───── Data ─────

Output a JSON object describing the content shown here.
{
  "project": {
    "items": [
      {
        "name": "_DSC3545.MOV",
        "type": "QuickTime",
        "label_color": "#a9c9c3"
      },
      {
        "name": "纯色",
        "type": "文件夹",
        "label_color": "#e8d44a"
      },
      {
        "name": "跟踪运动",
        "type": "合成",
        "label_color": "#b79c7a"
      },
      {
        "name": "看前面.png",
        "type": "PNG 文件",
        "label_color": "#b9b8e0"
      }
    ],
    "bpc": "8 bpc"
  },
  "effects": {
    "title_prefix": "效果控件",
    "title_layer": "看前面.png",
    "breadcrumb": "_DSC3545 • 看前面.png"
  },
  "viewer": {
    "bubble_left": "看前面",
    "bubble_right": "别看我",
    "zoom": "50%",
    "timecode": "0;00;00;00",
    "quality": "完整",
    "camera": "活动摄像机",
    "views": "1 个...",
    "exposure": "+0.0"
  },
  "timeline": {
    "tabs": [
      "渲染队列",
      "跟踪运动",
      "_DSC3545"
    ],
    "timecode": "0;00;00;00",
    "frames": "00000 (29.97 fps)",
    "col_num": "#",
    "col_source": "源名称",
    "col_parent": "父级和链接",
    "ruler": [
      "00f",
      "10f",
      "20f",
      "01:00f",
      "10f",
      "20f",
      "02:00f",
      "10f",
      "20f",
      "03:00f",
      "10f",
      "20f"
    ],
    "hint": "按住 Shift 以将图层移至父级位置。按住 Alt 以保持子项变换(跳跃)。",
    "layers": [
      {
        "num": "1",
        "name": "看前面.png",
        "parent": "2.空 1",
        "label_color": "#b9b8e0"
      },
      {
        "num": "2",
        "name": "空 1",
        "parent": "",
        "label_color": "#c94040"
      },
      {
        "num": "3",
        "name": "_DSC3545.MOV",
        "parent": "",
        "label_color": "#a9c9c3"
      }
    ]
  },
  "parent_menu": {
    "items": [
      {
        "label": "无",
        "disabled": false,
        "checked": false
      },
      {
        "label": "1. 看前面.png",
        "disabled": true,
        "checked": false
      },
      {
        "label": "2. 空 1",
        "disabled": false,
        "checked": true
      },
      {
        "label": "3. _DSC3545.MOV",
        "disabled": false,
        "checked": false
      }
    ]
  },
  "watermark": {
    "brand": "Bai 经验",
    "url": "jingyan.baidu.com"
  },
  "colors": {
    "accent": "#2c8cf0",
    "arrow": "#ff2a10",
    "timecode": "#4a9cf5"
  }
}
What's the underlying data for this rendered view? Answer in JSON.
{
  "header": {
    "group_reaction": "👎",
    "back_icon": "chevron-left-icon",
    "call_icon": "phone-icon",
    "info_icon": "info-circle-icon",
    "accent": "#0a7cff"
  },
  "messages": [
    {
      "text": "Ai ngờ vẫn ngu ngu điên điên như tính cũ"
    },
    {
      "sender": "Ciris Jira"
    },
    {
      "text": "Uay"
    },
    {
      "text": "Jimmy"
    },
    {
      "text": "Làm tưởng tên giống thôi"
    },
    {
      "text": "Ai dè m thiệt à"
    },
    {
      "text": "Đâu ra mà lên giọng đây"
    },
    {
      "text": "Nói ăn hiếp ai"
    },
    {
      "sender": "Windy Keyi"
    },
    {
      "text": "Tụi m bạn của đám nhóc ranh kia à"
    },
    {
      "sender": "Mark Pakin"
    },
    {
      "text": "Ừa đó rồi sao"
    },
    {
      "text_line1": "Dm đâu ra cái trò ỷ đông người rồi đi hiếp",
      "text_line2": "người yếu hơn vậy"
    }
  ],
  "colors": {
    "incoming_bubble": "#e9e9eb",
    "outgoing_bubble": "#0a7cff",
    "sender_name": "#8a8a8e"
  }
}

─────

Written problem
Locate the word "type" in the data above. Copy every line carrying it.

Task result
        "type": "QuickTime",
        "type": "文件夹",
        "type": "合成",
        "type": "PNG 文件",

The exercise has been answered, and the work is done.